--- Start of Source records ---
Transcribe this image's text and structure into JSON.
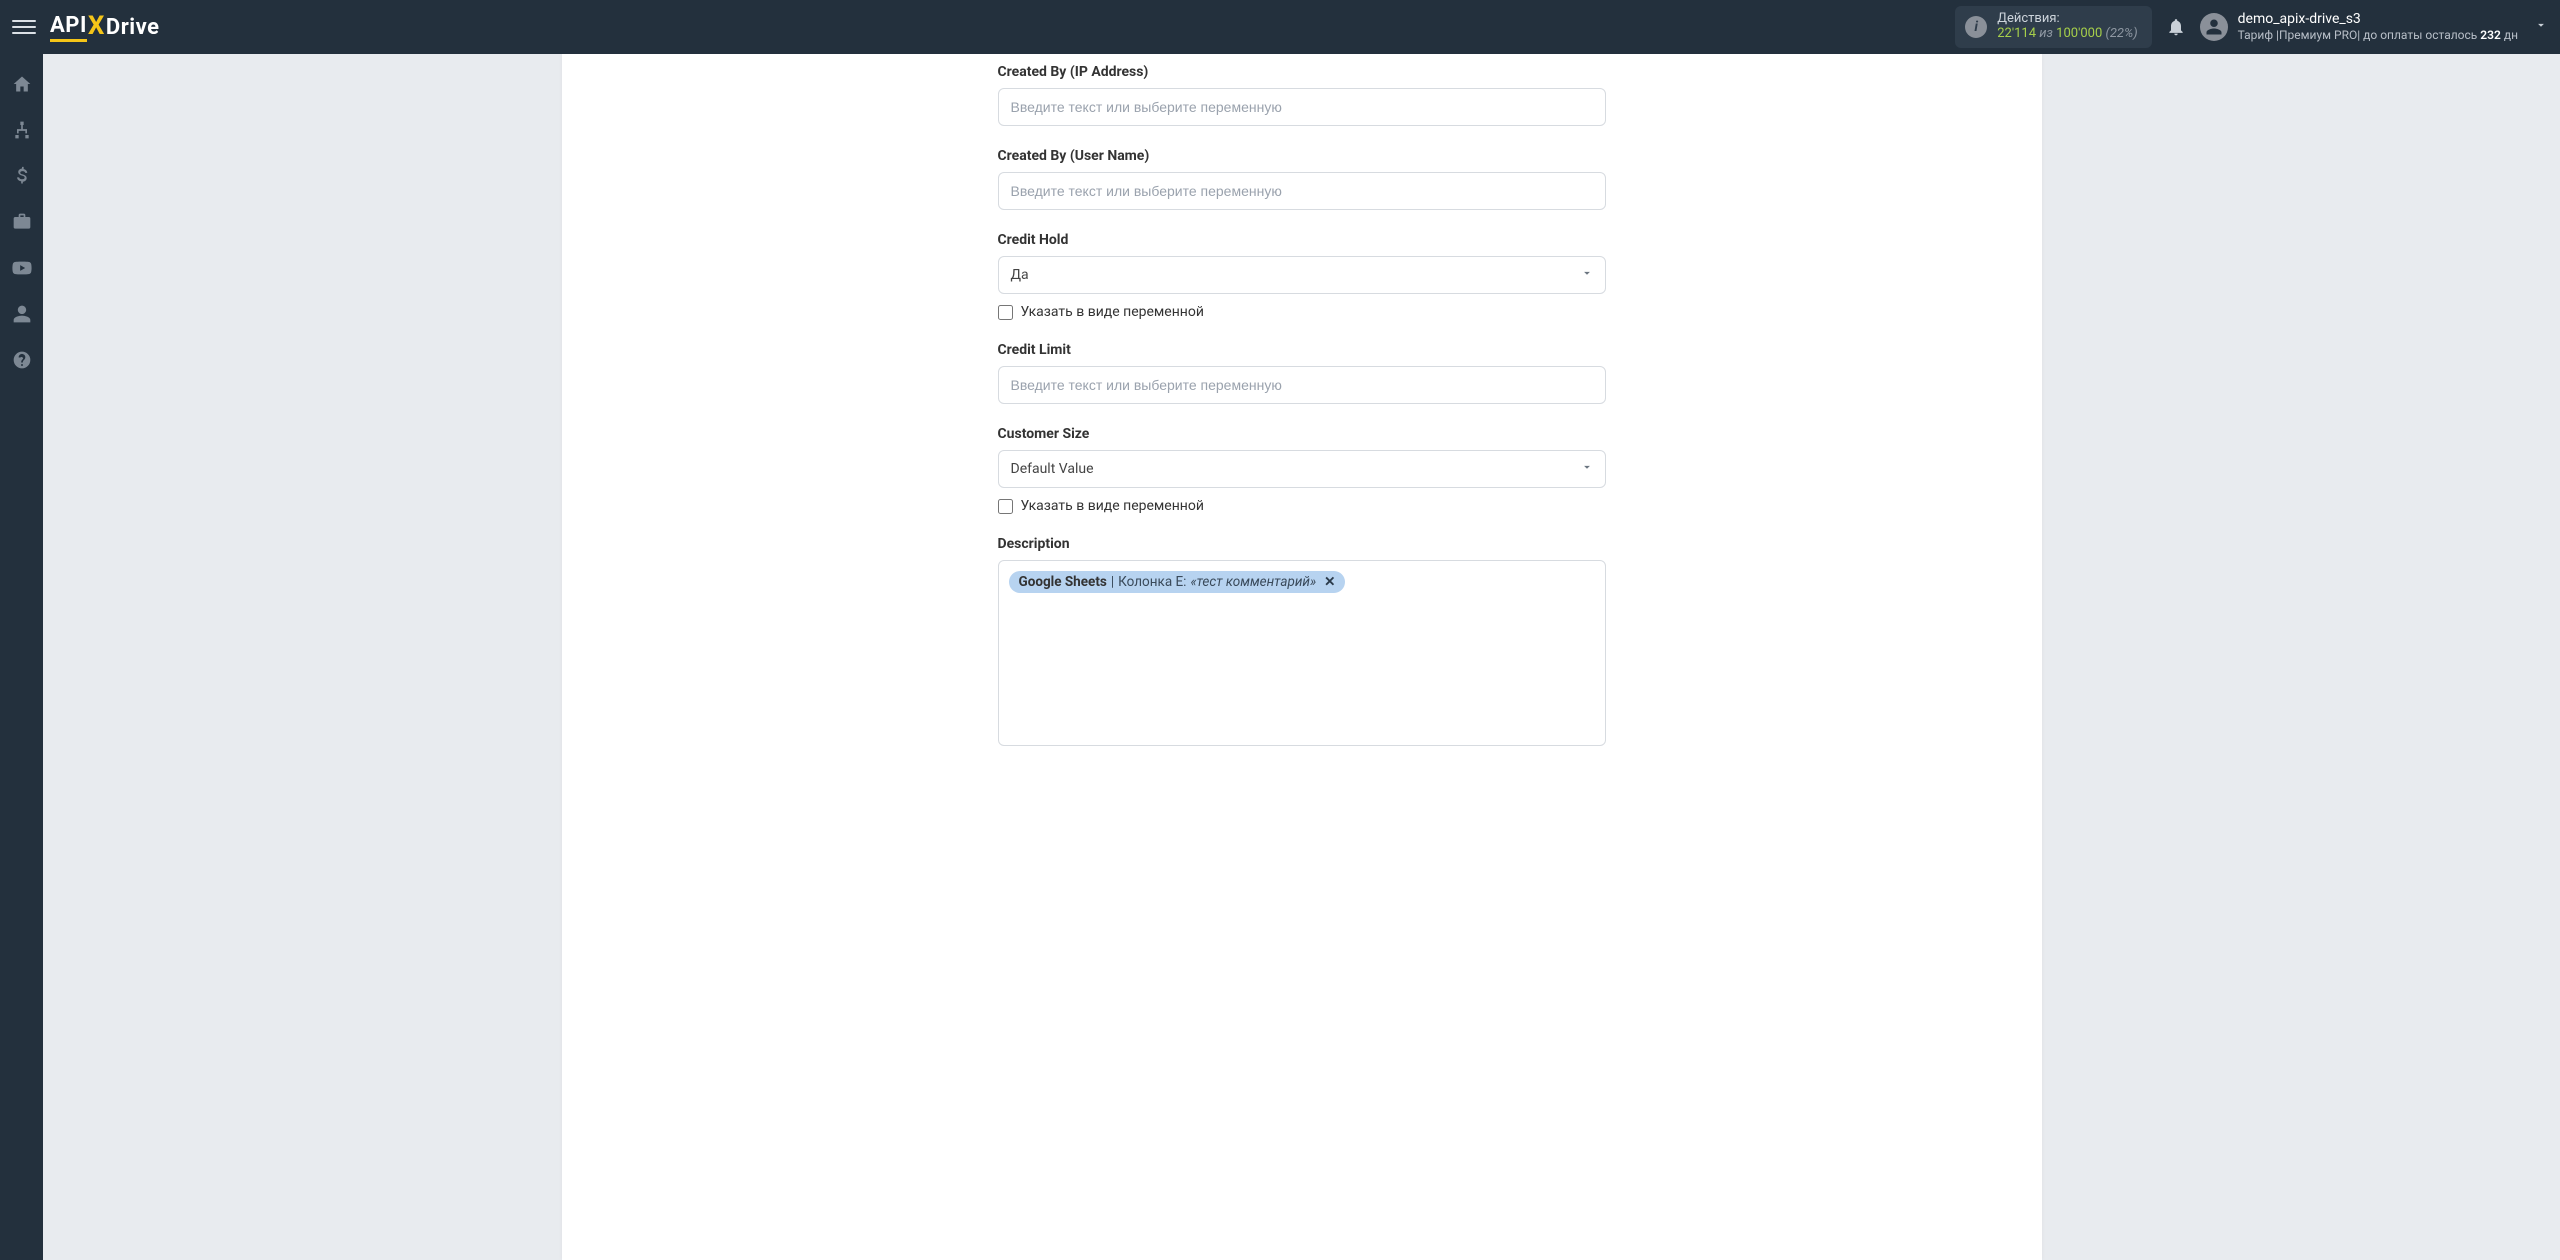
{
  "header": {
    "logo": {
      "part1": "API",
      "part2": "X",
      "part3": "Drive"
    },
    "actions": {
      "label": "Действия:",
      "used": "22'114",
      "iz": "из",
      "total": "100'000",
      "pct": "(22%)"
    },
    "user": {
      "name": "demo_apix-drive_s3",
      "tariff_prefix": "Тариф |",
      "tariff_name": "Премиум PRO",
      "tariff_mid": "| до оплаты осталось ",
      "days": "232",
      "days_suffix": " дн"
    }
  },
  "sidebar": {
    "items": [
      "home",
      "sitemap",
      "dollar",
      "briefcase",
      "youtube",
      "user",
      "help"
    ]
  },
  "form": {
    "placeholder_text": "Введите текст или выберите переменную",
    "fields": {
      "created_by_ip": {
        "label": "Created By (IP Address)"
      },
      "created_by_user": {
        "label": "Created By (User Name)"
      },
      "credit_hold": {
        "label": "Credit Hold",
        "value": "Да",
        "var_label": "Указать в виде переменной"
      },
      "credit_limit": {
        "label": "Credit Limit"
      },
      "customer_size": {
        "label": "Customer Size",
        "value": "Default Value",
        "var_label": "Указать в виде переменной"
      },
      "description": {
        "label": "Description",
        "token": {
          "source": "Google Sheets",
          "sep": " | ",
          "col": "Колонка E: ",
          "value": "«тест комментарий»"
        }
      }
    }
  }
}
--- End of Source records ---
• **Problem details**
The material above holds pictures; copy everything else in it exactly.

• **Response to the exercise**
Transcribe this image's text and structure into JSON.
{
  "header": {
    "logo": {
      "part1": "API",
      "part2": "X",
      "part3": "Drive"
    },
    "actions": {
      "label": "Действия:",
      "used": "22'114",
      "iz": "из",
      "total": "100'000",
      "pct": "(22%)"
    },
    "user": {
      "name": "demo_apix-drive_s3",
      "tariff_prefix": "Тариф |",
      "tariff_name": "Премиум PRO",
      "tariff_mid": "| до оплаты осталось ",
      "days": "232",
      "days_suffix": " дн"
    }
  },
  "sidebar": {
    "items": [
      "home",
      "sitemap",
      "dollar",
      "briefcase",
      "youtube",
      "user",
      "help"
    ]
  },
  "form": {
    "placeholder_text": "Введите текст или выберите переменную",
    "fields": {
      "created_by_ip": {
        "label": "Created By (IP Address)"
      },
      "created_by_user": {
        "label": "Created By (User Name)"
      },
      "credit_hold": {
        "label": "Credit Hold",
        "value": "Да",
        "var_label": "Указать в виде переменной"
      },
      "credit_limit": {
        "label": "Credit Limit"
      },
      "customer_size": {
        "label": "Customer Size",
        "value": "Default Value",
        "var_label": "Указать в виде переменной"
      },
      "description": {
        "label": "Description",
        "token": {
          "source": "Google Sheets",
          "sep": " | ",
          "col": "Колонка E: ",
          "value": "«тест комментарий»"
        }
      }
    }
  }
}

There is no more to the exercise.